PROBLEM STATEMENT –
In the records below, find each line with the word "color" and copy it.
=== ENTRIES SUPPLIED ===
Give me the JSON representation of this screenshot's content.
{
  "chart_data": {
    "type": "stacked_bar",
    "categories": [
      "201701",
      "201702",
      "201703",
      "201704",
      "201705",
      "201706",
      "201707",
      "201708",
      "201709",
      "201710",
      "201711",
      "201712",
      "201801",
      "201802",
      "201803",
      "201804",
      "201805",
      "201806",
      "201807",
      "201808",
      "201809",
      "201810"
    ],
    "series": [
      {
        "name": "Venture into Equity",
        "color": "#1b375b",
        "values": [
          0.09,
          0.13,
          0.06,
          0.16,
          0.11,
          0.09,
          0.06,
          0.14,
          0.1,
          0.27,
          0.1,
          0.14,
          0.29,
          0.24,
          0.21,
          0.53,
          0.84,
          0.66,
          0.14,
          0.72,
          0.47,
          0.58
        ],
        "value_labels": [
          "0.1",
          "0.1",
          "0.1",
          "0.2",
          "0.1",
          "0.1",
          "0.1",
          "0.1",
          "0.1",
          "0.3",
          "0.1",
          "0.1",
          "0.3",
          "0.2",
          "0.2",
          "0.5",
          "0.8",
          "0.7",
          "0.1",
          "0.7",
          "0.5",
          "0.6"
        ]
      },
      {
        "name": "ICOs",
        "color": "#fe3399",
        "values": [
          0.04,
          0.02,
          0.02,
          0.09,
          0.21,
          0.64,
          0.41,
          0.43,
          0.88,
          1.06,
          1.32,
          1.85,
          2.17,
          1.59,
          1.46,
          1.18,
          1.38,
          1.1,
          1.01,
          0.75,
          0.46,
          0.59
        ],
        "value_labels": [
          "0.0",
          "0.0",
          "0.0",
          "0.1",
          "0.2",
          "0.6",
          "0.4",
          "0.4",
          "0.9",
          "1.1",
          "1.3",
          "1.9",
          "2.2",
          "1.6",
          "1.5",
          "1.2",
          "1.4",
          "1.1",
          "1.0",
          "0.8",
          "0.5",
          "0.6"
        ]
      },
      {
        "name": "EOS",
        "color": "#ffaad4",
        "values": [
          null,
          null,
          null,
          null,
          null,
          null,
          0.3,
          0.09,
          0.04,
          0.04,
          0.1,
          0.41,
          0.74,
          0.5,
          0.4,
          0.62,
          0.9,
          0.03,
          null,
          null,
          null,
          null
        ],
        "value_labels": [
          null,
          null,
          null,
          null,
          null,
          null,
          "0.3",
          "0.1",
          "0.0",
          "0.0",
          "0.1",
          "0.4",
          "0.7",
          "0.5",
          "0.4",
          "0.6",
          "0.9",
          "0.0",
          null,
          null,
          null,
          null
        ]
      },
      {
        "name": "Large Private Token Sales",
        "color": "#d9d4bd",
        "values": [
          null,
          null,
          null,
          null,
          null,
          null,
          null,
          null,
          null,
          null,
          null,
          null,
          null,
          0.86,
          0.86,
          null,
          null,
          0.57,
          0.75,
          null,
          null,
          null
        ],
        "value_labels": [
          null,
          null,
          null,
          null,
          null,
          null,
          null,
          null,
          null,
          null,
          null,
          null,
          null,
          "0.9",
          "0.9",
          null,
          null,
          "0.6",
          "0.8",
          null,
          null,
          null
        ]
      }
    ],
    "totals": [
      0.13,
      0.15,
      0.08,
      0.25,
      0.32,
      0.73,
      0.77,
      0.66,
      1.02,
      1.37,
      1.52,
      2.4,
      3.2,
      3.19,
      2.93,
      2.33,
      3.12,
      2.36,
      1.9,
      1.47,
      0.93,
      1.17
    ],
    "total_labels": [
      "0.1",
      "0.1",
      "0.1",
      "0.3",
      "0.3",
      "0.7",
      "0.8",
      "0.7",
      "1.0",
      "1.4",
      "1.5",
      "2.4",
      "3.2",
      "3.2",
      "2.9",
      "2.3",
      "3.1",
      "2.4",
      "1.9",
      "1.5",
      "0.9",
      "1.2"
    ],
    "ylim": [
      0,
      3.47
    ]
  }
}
===
SOLUTION FOR THIS EXERCISE –
        "color": "#1b375b",
        "color": "#fe3399",
        "color": "#ffaad4",
        "color": "#d9d4bd",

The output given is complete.